Please return the full listing below without altering anything.
╔══
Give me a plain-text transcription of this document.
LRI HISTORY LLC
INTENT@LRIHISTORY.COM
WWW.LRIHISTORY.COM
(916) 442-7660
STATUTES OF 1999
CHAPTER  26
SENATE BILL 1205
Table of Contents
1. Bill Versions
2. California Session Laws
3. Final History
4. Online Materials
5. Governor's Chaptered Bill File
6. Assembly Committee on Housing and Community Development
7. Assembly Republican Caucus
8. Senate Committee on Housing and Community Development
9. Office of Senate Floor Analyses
╚══
Exercise response —
Give me a plain-text transcription of this document.
LRI HISTORY LLC
INTENT@LRIHISTORY.COM
WWW.LRIHISTORY.COM
(916) 442-7660
STATUTES OF 1999
CHAPTER  26
SENATE BILL 1205
Table of Contents
1. Bill Versions
2. California Session Laws
3. Final History
4. Online Materials
5. Governor's Chaptered Bill File
6. Assembly Committee on Housing and Community Development
7. Assembly Republican Caucus
8. Senate Committee on Housing and Community Development
9. Office of Senate Floor Analyses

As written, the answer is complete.